DATA SUPPLIED:
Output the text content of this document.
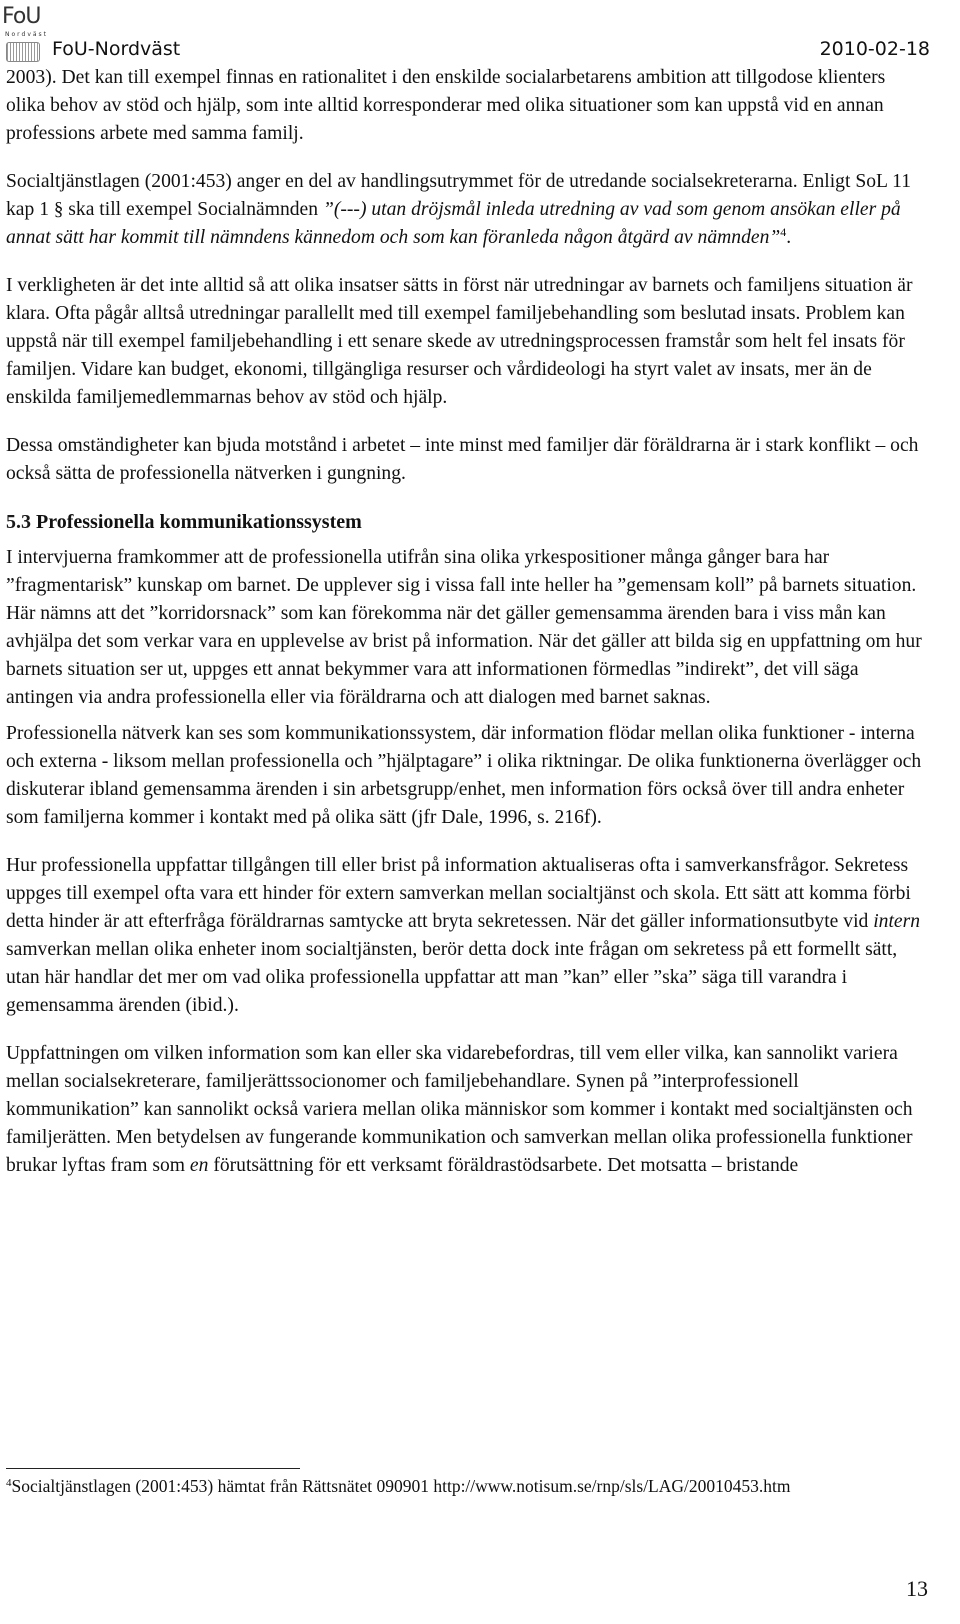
FoU
Nordväst
FoU-Nordväst	2010-02-18

2003). Det kan till exempel finnas en rationalitet i den enskilde socialarbetarens ambition att tillgodose klienters olika behov av stöd och hjälp, som inte alltid korresponderar med olika situationer som kan uppstå vid en annan professions arbete med samma familj.

Socialtjänstlagen (2001:453) anger en del av handlingsutrymmet för de utredande socialsekreterarna. Enligt SoL 11 kap 1 § ska till exempel Socialnämnden ”(---) utan dröjsmål inleda utredning av vad som genom ansökan eller på annat sätt har kommit till nämndens kännedom och som kan föranleda någon åtgärd av nämnden”$^4$.

I verkligheten är det inte alltid så att olika insatser sätts in först när utredningar av barnets och familjens situation är klara. Ofta pågår alltså utredningar parallellt med till exempel familjebehandling som beslutad insats. Problem kan uppstå när till exempel familjebehandling i ett senare skede av utredningsprocessen framstår som helt fel insats för familjen. Vidare kan budget, ekonomi, tillgängliga resurser och vårdideologi ha styrt valet av insats, mer än de enskilda familjemedlemmarnas behov av stöd och hjälp.

Dessa omständigheter kan bjuda motstånd i arbetet – inte minst med familjer där föräldrarna är i stark konflikt – och också sätta de professionella nätverken i gungning.

5.3 Professionella kommunikationssystem

I intervjuerna framkommer att de professionella utifrån sina olika yrkespositioner många gånger bara har ”fragmentarisk” kunskap om barnet. De upplever sig i vissa fall inte heller ha ”gemensam koll” på barnets situation. Här nämns att det ”korridorsnack” som kan förekomma när det gäller gemensamma ärenden bara i viss mån kan avhjälpa det som verkar vara en upplevelse av brist på information. När det gäller att bilda sig en uppfattning om hur barnets situation ser ut, uppges ett annat bekymmer vara att informationen förmedlas ”indirekt”, det vill säga antingen via andra professionella eller via föräldrarna och att dialogen med barnet saknas.

Professionella nätverk kan ses som kommunikationssystem, där information flödar mellan olika funktioner - interna och externa - liksom mellan professionella och ”hjälptagare” i olika riktningar. De olika funktionerna överlägger och diskuterar ibland gemensamma ärenden i sin arbetsgrupp/enhet, men information förs också över till andra enheter som familjerna kommer i kontakt med på olika sätt (jfr Dale, 1996, s. 216f).

Hur professionella uppfattar tillgången till eller brist på information aktualiseras ofta i samverkansfrågor. Sekretess uppges till exempel ofta vara ett hinder för extern samverkan mellan socialtjänst och skola. Ett sätt att komma förbi detta hinder är att efterfråga föräldrarnas samtycke att bryta sekretessen. När det gäller informationsutbyte vid intern samverkan mellan olika enheter inom socialtjänsten, berör detta dock inte frågan om sekretess på ett formellt sätt, utan här handlar det mer om vad olika professionella uppfattar att man ”kan” eller ”ska” säga till varandra i gemensamma ärenden (ibid.).

Uppfattningen om vilken information som kan eller ska vidarebefordras, till vem eller vilka, kan sannolikt variera mellan socialsekreterare, familjerättssocionomer och familjebehandlare. Synen på ”interprofessionell kommunikation” kan sannolikt också variera mellan olika människor som kommer i kontakt med socialtjänsten och familjerätten. Men betydelsen av fungerande kommunikation och samverkan mellan olika professionella funktioner brukar lyftas fram som en förutsättning för ett verksamt föräldrastödsarbete. Det motsatta – bristande

$^4$Socialtjänstlagen (2001:453) hämtat från Rättsnätet 090901 http://www.notisum.se/rnp/sls/LAG/20010453.htm
13
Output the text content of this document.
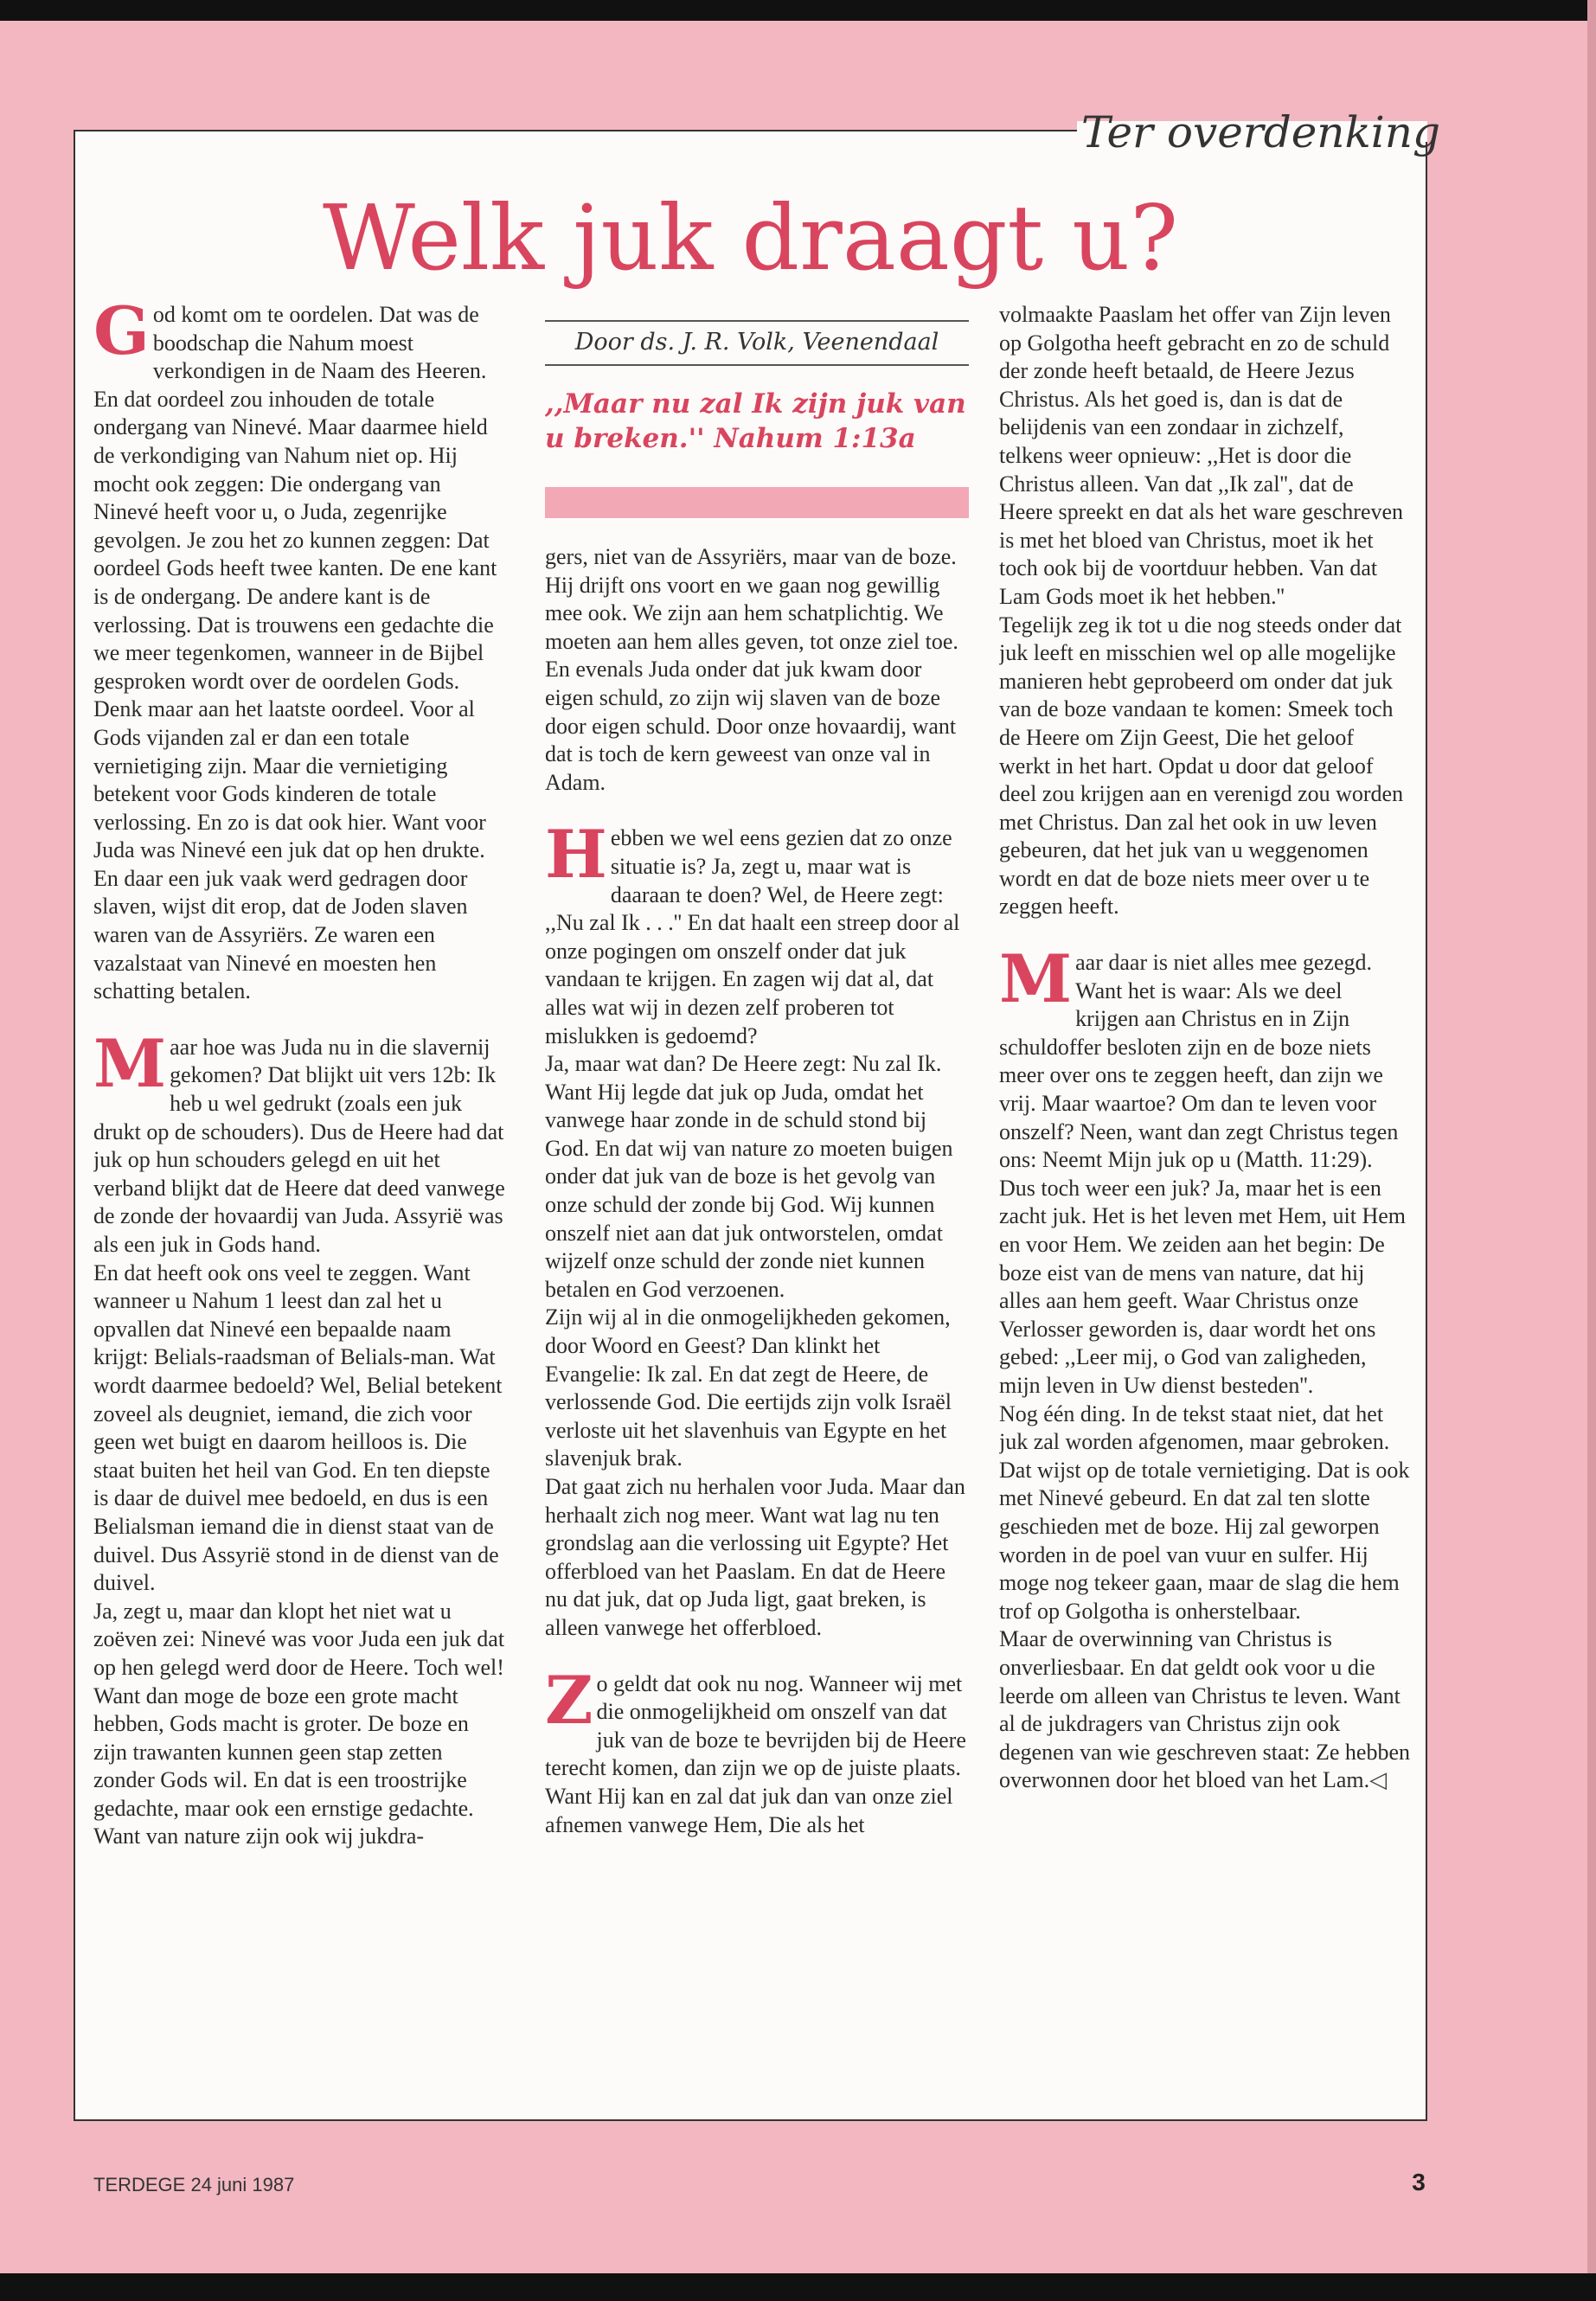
Ter overdenking
Welk juk draagt u?

God komt om te oordelen. Dat was de boodschap die Nahum moest verkondigen in de Naam des Heeren. En dat oordeel zou inhouden de totale ondergang van Ninevé. Maar daarmee hield de verkondiging van Nahum niet op. Hij mocht ook zeggen: Die ondergang van Ninevé heeft voor u, o Juda, zegenrijke gevolgen. Je zou het zo kunnen zeggen: Dat oordeel Gods heeft twee kanten. De ene kant is de ondergang. De andere kant is de verlossing. Dat is trouwens een gedachte die we meer tegenkomen, wanneer in de Bijbel gesproken wordt over de oordelen Gods.

Denk maar aan het laatste oordeel. Voor al Gods vijanden zal er dan een totale vernietiging zijn. Maar die vernietiging betekent voor Gods kinderen de totale verlossing. En zo is dat ook hier. Want voor Juda was Ninevé een juk dat op hen drukte. En daar een juk vaak werd gedragen door slaven, wijst dit erop, dat de Joden slaven waren van de Assyriërs. Ze waren een vazalstaat van Ninevé en moesten hen schatting betalen.

Maar hoe was Juda nu in die slavernij gekomen? Dat blijkt uit vers 12b: Ik heb u wel gedrukt (zoals een juk drukt op de schouders). Dus de Heere had dat juk op hun schouders gelegd en uit het verband blijkt dat de Heere dat deed vanwege de zonde der hovaardij van Juda. Assyrië was als een juk in Gods hand.

En dat heeft ook ons veel te zeggen. Want wanneer u Nahum 1 leest dan zal het u opvallen dat Ninevé een bepaalde naam krijgt: Belials-raadsman of Belials-man. Wat wordt daarmee bedoeld? Wel, Belial betekent zoveel als deugniet, iemand, die zich voor geen wet buigt en daarom heilloos is. Die staat buiten het heil van God. En ten diepste is daar de duivel mee bedoeld, en dus is een Belialsman iemand die in dienst staat van de duivel. Dus Assyrië stond in de dienst van de duivel.

Ja, zegt u, maar dan klopt het niet wat u zoëven zei: Ninevé was voor Juda een juk dat op hen gelegd werd door de Heere. Toch wel! Want dan moge de boze een grote macht hebben, Gods macht is groter. De boze en zijn trawanten kunnen geen stap zetten zonder Gods wil. En dat is een troostrijke gedachte, maar ook een ernstige gedachte.

Want van nature zijn ook wij jukdra-

Door ds. J. R. Volk, Veenendaal
,,Maar nu zal Ik zijn juk van u breken.'' Nahum 1:13a

gers, niet van de Assyriërs, maar van de boze. Hij drijft ons voort en we gaan nog gewillig mee ook. We zijn aan hem schatplichtig. We moeten aan hem alles geven, tot onze ziel toe. En evenals Juda onder dat juk kwam door eigen schuld, zo zijn wij slaven van de boze door eigen schuld. Door onze hovaardij, want dat is toch de kern geweest van onze val in Adam.

Hebben we wel eens gezien dat zo onze situatie is? Ja, zegt u, maar wat is daaraan te doen? Wel, de Heere zegt: ,,Nu zal Ik . . .'' En dat haalt een streep door al onze pogingen om onszelf onder dat juk vandaan te krijgen. En zagen wij dat al, dat alles wat wij in dezen zelf proberen tot mislukken is gedoemd?

Ja, maar wat dan? De Heere zegt: Nu zal Ik. Want Hij legde dat juk op Juda, omdat het vanwege haar zonde in de schuld stond bij God. En dat wij van nature zo moeten buigen onder dat juk van de boze is het gevolg van onze schuld der zonde bij God. Wij kunnen onszelf niet aan dat juk ontworstelen, omdat wijzelf onze schuld der zonde niet kunnen betalen en God verzoenen.

Zijn wij al in die onmogelijkheden gekomen, door Woord en Geest? Dan klinkt het Evangelie: Ik zal. En dat zegt de Heere, de verlossende God. Die eertijds zijn volk Israël verloste uit het slavenhuis van Egypte en het slavenjuk brak.

Dat gaat zich nu herhalen voor Juda. Maar dan herhaalt zich nog meer. Want wat lag nu ten grondslag aan die verlossing uit Egypte? Het offerbloed van het Paaslam. En dat de Heere nu dat juk, dat op Juda ligt, gaat breken, is alleen vanwege het offerbloed.

Zo geldt dat ook nu nog. Wanneer wij met die onmogelijkheid om onszelf van dat juk van de boze te bevrijden bij de Heere terecht komen, dan zijn we op de juiste plaats. Want Hij kan en zal dat juk dan van onze ziel afnemen vanwege Hem, Die als het

volmaakte Paaslam het offer van Zijn leven op Golgotha heeft gebracht en zo de schuld der zonde heeft betaald, de Heere Jezus Christus. Als het goed is, dan is dat de belijdenis van een zondaar in zichzelf, telkens weer opnieuw: ,,Het is door die Christus alleen. Van dat ,,Ik zal'', dat de Heere spreekt en dat als het ware geschreven is met het bloed van Christus, moet ik het toch ook bij de voortduur hebben. Van dat Lam Gods moet ik het hebben.''

Tegelijk zeg ik tot u die nog steeds onder dat juk leeft en misschien wel op alle mogelijke manieren hebt geprobeerd om onder dat juk van de boze vandaan te komen: Smeek toch de Heere om Zijn Geest, Die het geloof werkt in het hart. Opdat u door dat geloof deel zou krijgen aan en verenigd zou worden met Christus. Dan zal het ook in uw leven gebeuren, dat het juk van u weggenomen wordt en dat de boze niets meer over u te zeggen heeft.

Maar daar is niet alles mee gezegd. Want het is waar: Als we deel krijgen aan Christus en in Zijn schuldoffer besloten zijn en de boze niets meer over ons te zeggen heeft, dan zijn we vrij. Maar waartoe? Om dan te leven voor onszelf? Neen, want dan zegt Christus tegen ons: Neemt Mijn juk op u (Matth. 11:29).

Dus toch weer een juk? Ja, maar het is een zacht juk. Het is het leven met Hem, uit Hem en voor Hem. We zeiden aan het begin: De boze eist van de mens van nature, dat hij alles aan hem geeft. Waar Christus onze Verlosser geworden is, daar wordt het ons gebed: ,,Leer mij, o God van zaligheden, mijn leven in Uw dienst besteden''.

Nog één ding. In de tekst staat niet, dat het juk zal worden afgenomen, maar gebroken. Dat wijst op de totale vernietiging. Dat is ook met Ninevé gebeurd. En dat zal ten slotte geschieden met de boze. Hij zal geworpen worden in de poel van vuur en sulfer. Hij moge nog tekeer gaan, maar de slag die hem trof op Golgotha is onherstelbaar.

Maar de overwinning van Christus is onverliesbaar. En dat geldt ook voor u die leerde om alleen van Christus te leven. Want al de jukdragers van Christus zijn ook degenen van wie geschreven staat: Ze hebben overwonnen door het bloed van het Lam.◁

TERDEGE 24 juni 1987	3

WHAT IS EXPECTED: Tell me how many lines in the entries contain the string "uppstå", and give nothing besides that number.

OUTPUT: 2